» Goal:
Copy out each line containing "name" from the entries below.

===== Input rows

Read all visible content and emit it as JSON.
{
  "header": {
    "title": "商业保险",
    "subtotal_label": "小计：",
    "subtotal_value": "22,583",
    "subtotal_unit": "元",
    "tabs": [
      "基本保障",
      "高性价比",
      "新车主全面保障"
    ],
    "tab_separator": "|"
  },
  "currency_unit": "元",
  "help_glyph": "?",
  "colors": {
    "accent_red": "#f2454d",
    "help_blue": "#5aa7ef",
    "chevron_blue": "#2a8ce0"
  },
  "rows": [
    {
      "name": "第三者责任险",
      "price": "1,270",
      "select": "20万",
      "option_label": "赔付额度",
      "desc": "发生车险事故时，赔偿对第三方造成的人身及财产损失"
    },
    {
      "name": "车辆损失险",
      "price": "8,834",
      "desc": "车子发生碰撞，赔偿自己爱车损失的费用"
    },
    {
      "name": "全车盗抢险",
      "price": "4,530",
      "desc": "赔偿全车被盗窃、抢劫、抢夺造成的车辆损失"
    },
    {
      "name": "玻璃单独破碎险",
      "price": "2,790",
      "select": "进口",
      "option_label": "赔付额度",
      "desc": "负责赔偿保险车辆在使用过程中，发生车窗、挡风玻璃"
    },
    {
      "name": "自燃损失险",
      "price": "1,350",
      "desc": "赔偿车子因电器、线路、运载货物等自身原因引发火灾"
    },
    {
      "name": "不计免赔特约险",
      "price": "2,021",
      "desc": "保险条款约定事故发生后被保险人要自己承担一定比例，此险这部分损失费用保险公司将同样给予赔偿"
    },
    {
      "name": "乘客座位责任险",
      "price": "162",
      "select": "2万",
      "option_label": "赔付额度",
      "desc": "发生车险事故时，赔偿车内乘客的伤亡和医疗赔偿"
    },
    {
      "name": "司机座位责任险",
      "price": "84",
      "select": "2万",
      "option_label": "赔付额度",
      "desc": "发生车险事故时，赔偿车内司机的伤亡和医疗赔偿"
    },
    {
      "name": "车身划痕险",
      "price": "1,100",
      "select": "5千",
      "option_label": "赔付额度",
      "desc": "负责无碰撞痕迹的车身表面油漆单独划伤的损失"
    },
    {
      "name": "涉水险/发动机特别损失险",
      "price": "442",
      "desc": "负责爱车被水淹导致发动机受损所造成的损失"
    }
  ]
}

==========

» Solution to this exercise:
      "name": "第三者责任险",
      "name": "车辆损失险",
      "name": "全车盗抢险",
      "name": "玻璃单独破碎险",
      "name": "自燃损失险",
      "name": "不计免赔特约险",
      "name": "乘客座位责任险",
      "name": "司机座位责任险",
      "name": "车身划痕险",
      "name": "涉水险/发动机特别损失险",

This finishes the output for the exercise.